** start **

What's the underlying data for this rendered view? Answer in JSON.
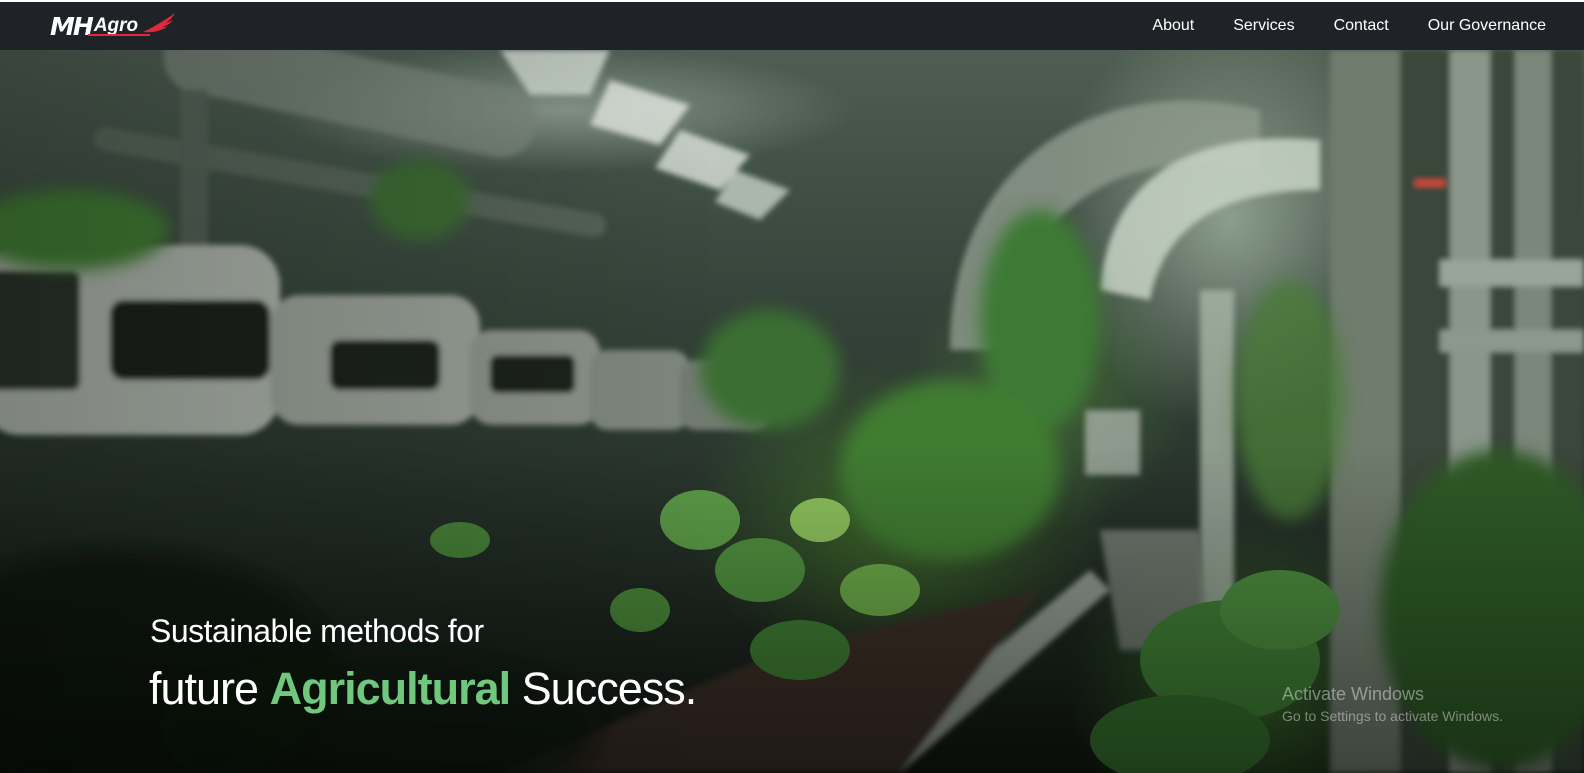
{
  "brand": {
    "mark": "MH",
    "name": "Agro",
    "accent_color": "#e2283c"
  },
  "nav": {
    "items": [
      "About",
      "Services",
      "Contact",
      "Our Governance"
    ]
  },
  "hero": {
    "line1": "Sustainable methods for",
    "line2_start": "future",
    "line2_accent": "Agricultural",
    "line2_end": "Success.",
    "accent_color": "#6fc87d"
  },
  "watermark": {
    "title": "Activate Windows",
    "subtitle": "Go to Settings to activate Windows."
  },
  "colors": {
    "navbar_bg": "#1f2328",
    "text": "#ffffff"
  }
}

** end **

**Challenge**
Return the listing above in full and without alteration, excluding its pictures.

**Full output**
What's the underlying data for this rendered view? Answer in JSON.
{
  "brand": {
    "mark": "MH",
    "name": "Agro",
    "accent_color": "#e2283c"
  },
  "nav": {
    "items": [
      "About",
      "Services",
      "Contact",
      "Our Governance"
    ]
  },
  "hero": {
    "line1": "Sustainable methods for",
    "line2_start": "future",
    "line2_accent": "Agricultural",
    "line2_end": "Success.",
    "accent_color": "#6fc87d"
  },
  "watermark": {
    "title": "Activate Windows",
    "subtitle": "Go to Settings to activate Windows."
  },
  "colors": {
    "navbar_bg": "#1f2328",
    "text": "#ffffff"
  }
}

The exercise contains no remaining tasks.